DOCUMENT EXTRACT:
╔══

# Need advice - Pixma P9000Mk2 or P9500Mk2 ?



## Vonbon (Aug 7, 2012)

Does anyone have experiences with both printers? 

I want to purchase better printer than my old HP Photosmart. I read head clogging is a common problem for Canon Pixma. But since the price for Epson is very high, i think to stick with Canon. 

The Problem is which one will I choose? P9000Mk2 is $470 while P9500Mk2 is $770. The newest Pro-1 is not coming yet. (in Indonesia). Is it worth to pay more for P9500Mk2 ?

My print schedule usually end of every month when all client's or gallery request already confirmed. I print 12x14 and below, 50% is monochrome. This printer would be idle within first & second week. Most of our local labs print mono very bad, sometimes i got slight pink or magenta. Especially in BW.


----------



## Mt Spokane Photography (Aug 7, 2012)

I think Epson is the one with heads that clog. My 3880 takes one day before the red head starts to clog. In two days, the yellow clogs as well. I run a cleaning every other day to keep from any serious clog. Expensive!


----------



## Drizzt321 (Aug 7, 2012)

╚══

DATA IN THIS EXERCISE:
╔══

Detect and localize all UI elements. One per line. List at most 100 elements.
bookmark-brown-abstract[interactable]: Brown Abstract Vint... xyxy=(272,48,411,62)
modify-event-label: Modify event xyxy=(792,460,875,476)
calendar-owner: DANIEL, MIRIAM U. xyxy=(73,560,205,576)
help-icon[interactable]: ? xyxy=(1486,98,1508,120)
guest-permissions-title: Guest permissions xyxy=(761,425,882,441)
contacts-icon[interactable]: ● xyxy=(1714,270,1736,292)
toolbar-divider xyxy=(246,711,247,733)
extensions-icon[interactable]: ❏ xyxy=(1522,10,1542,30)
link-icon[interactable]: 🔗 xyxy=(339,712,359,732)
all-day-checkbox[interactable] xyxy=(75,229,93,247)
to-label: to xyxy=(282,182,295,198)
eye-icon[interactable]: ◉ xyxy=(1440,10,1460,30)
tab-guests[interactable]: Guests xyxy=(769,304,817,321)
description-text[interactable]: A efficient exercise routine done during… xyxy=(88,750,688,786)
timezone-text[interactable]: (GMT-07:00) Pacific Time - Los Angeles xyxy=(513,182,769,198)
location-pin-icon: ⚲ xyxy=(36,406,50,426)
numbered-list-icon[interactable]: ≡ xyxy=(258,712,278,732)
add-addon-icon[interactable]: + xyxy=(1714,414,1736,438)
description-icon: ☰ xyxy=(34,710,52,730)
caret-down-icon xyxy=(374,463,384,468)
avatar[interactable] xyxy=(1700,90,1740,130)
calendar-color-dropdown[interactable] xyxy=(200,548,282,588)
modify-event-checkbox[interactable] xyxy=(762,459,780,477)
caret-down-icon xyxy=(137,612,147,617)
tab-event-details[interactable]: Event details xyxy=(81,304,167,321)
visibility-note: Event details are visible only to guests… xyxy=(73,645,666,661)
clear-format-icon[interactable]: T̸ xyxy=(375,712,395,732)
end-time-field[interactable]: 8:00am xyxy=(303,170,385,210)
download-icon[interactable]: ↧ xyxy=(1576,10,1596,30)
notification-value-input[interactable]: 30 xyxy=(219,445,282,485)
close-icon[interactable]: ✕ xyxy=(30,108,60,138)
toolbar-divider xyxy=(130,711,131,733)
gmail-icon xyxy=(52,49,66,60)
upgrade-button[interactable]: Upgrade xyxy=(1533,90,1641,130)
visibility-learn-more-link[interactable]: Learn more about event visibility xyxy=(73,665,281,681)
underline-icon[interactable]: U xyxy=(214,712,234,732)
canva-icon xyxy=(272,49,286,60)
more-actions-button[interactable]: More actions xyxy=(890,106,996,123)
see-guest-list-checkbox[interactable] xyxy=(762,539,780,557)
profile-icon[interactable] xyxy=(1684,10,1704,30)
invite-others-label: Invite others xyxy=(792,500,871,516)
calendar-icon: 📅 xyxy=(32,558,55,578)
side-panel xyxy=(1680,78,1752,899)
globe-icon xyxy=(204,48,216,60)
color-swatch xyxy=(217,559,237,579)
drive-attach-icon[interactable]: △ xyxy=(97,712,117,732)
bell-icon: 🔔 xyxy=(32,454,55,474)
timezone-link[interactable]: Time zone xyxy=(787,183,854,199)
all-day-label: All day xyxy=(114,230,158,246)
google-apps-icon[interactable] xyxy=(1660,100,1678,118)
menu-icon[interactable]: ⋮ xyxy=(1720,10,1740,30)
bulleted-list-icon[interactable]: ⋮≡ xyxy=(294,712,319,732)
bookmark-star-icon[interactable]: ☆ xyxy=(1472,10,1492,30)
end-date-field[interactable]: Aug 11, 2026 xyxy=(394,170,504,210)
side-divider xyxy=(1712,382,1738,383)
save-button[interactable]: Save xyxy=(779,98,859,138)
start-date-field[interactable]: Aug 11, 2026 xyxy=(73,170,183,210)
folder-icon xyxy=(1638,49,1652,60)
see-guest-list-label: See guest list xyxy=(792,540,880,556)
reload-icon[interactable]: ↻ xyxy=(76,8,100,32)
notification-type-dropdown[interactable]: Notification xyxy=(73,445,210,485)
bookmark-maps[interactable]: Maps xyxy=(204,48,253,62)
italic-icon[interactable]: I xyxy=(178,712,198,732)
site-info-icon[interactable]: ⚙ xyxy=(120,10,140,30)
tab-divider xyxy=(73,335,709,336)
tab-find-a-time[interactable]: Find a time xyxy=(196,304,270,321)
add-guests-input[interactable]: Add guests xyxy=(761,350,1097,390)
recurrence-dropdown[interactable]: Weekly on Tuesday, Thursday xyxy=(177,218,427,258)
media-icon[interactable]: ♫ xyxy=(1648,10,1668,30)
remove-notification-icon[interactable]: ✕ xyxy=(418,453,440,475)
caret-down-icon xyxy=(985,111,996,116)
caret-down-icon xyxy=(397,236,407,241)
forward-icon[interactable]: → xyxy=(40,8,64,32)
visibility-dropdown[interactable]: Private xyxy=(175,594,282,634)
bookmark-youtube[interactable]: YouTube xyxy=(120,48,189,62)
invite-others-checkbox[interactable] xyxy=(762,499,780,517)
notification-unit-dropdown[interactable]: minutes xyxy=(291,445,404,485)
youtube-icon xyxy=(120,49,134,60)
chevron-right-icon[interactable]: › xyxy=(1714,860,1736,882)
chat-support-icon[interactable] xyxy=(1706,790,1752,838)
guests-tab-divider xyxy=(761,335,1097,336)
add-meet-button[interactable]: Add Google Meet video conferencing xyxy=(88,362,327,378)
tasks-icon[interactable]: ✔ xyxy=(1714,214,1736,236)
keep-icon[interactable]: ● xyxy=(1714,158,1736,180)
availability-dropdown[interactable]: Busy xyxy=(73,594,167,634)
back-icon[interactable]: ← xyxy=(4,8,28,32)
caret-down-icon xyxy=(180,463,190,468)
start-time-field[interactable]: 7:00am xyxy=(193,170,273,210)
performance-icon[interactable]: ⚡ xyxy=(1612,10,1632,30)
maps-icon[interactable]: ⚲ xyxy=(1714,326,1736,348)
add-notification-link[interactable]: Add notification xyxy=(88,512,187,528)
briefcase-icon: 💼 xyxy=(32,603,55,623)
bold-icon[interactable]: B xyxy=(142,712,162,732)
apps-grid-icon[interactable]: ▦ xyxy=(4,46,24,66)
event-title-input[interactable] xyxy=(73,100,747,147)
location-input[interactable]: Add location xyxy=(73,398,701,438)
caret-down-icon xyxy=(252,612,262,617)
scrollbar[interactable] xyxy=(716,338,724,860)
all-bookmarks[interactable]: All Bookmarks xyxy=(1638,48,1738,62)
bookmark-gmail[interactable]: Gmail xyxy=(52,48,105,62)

╚══

WHAT TO DO:
1) From the printer thread:
(a) What price does it give for the P9000Mk2?
(b) What share of the first poster's prints is monochrome?
(c) On the 3880, which color head starts to clog after one day?
2) Can you copy out word for word the lines of the listing, starting with its first line and going on through the line with "calendar-owner: DANIEL, MIRIAM"?

EXERCISE SOLUTIONS:
1)
(a) $470
(b) 50%
(c) The red head

2)
Detect and localize all UI elements. One per line. List at most 100 elements.
bookmark-brown-abstract[interactable]: Brown Abstract Vint... xyxy=(272,48,411,62)
modify-event-label: Modify event xyxy=(792,460,875,476)
calendar-owner: DANIEL, MIRIAM U. xyxy=(73,560,205,576)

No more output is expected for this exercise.